** The exercise **
Tally every line of the material that includes "appears", then give the tally and nothing else.

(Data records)

— Start —

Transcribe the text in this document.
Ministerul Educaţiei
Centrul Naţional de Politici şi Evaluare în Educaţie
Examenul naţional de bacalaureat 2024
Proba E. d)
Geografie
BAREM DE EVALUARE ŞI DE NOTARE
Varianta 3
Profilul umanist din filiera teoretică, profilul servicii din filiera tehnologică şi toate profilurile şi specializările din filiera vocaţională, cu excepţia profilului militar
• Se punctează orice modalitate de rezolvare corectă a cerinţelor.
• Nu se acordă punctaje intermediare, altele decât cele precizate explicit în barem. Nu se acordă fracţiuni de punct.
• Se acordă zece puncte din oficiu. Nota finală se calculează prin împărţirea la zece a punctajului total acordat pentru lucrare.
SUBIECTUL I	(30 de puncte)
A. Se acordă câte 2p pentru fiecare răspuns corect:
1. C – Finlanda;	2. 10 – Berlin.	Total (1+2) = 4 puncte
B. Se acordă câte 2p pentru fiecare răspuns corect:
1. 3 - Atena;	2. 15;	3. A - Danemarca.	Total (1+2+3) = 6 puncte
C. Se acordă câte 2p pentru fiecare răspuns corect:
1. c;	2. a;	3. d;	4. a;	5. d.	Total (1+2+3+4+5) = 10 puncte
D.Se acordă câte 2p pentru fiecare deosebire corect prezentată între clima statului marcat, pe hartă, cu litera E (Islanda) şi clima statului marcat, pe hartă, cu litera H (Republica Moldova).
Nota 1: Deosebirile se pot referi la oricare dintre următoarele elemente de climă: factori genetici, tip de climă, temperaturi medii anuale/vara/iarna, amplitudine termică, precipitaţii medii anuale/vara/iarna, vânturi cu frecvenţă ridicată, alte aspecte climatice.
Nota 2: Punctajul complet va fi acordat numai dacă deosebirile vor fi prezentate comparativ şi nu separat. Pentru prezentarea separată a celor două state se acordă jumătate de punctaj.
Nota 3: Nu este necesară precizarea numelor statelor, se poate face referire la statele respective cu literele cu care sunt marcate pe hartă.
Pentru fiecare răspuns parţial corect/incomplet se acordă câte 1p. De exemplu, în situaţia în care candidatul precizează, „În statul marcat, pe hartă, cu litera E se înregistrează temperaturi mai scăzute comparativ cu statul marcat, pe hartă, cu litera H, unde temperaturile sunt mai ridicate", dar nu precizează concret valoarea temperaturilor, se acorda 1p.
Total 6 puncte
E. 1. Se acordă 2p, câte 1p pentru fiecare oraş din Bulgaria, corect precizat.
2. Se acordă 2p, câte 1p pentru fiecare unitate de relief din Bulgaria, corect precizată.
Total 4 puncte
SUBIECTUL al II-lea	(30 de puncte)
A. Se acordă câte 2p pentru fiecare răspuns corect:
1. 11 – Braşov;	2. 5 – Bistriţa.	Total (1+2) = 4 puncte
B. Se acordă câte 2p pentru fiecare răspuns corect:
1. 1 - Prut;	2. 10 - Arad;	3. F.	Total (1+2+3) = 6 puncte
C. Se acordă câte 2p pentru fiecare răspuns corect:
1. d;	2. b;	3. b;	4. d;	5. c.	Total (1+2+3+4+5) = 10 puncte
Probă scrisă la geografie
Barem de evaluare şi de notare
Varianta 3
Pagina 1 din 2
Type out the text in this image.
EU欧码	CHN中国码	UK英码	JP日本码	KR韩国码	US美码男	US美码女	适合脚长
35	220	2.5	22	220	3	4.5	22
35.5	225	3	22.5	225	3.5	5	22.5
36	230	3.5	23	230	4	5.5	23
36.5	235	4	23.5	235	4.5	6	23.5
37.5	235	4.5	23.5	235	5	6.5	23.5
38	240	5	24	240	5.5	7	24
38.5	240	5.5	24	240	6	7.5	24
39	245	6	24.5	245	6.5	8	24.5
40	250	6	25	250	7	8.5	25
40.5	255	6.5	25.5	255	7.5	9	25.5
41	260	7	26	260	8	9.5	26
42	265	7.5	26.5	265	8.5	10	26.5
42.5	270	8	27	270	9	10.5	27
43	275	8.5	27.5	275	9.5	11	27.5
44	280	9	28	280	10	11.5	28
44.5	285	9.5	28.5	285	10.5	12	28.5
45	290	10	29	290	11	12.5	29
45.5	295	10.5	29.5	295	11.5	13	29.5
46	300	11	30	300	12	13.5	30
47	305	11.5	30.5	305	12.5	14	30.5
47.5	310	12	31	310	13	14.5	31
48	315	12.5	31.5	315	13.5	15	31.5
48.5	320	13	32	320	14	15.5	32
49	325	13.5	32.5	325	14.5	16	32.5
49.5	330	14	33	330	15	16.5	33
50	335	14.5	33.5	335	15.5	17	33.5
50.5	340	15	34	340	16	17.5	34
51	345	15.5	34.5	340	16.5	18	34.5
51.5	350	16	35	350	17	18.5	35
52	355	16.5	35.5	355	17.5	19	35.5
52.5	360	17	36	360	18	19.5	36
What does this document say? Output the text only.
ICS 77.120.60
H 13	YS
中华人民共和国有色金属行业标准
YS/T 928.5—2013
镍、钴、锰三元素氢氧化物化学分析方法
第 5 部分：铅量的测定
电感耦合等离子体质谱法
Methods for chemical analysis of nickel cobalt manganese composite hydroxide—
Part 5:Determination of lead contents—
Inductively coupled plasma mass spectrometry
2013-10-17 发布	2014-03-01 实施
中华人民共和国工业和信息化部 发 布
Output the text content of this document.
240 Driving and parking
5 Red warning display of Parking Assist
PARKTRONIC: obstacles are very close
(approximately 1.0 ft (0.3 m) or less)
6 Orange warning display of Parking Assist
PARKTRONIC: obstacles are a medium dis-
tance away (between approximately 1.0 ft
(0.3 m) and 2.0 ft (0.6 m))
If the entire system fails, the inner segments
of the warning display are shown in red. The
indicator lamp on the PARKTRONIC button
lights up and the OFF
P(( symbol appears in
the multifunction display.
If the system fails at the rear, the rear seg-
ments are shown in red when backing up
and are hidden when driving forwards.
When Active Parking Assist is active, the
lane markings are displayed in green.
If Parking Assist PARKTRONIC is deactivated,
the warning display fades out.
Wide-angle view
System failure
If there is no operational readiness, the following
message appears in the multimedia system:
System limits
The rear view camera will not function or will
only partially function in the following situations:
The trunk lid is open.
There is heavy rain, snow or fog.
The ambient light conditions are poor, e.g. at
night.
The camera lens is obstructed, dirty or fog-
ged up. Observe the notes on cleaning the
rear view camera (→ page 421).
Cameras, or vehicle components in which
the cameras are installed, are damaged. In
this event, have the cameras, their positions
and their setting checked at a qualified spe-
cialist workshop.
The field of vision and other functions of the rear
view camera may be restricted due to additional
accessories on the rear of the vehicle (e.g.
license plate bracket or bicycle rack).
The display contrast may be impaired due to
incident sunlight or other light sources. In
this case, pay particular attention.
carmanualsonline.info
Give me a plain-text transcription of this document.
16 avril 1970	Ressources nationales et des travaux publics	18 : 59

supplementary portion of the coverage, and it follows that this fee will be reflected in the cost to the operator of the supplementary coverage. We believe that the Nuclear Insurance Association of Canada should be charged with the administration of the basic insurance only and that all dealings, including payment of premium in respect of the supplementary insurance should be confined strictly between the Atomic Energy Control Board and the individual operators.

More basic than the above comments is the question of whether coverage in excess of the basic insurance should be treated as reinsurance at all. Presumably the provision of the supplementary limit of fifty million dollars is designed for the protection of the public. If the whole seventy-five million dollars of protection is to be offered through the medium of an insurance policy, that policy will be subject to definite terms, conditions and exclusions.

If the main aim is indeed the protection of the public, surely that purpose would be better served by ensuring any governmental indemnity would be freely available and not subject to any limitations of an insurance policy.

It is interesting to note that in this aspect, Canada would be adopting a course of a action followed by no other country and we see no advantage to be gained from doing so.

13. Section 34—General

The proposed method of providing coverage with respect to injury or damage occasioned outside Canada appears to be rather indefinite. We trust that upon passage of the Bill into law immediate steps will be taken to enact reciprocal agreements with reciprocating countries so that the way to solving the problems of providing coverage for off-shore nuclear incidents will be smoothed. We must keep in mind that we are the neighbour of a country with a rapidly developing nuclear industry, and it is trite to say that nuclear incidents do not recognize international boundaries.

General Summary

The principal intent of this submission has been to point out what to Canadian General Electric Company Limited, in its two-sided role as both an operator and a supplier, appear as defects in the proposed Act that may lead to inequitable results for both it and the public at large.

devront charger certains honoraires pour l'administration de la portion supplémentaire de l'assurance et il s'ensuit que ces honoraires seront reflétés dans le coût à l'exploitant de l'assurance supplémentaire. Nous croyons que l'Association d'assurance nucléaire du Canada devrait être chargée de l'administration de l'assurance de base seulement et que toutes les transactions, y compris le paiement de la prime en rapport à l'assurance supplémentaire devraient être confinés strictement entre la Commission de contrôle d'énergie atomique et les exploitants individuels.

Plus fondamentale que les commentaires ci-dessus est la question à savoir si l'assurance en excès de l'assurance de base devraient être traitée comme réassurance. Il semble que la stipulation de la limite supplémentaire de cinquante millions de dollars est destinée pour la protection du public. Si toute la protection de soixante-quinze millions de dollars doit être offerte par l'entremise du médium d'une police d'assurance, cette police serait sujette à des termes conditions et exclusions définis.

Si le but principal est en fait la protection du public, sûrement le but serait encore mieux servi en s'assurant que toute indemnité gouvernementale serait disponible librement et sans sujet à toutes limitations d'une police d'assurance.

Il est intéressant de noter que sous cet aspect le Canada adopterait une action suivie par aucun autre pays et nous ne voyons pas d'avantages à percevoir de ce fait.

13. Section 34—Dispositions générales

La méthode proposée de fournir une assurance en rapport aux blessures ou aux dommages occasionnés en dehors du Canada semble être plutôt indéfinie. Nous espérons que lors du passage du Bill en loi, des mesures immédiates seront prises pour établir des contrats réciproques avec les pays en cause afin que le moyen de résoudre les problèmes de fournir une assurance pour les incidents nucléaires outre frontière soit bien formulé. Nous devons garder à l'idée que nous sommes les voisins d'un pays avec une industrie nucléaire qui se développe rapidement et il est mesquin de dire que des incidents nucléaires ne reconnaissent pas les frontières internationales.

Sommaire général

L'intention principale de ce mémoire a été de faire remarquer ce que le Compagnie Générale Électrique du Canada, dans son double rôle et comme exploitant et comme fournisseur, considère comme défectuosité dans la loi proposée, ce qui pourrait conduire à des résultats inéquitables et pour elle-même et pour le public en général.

— End —

** Task response **
3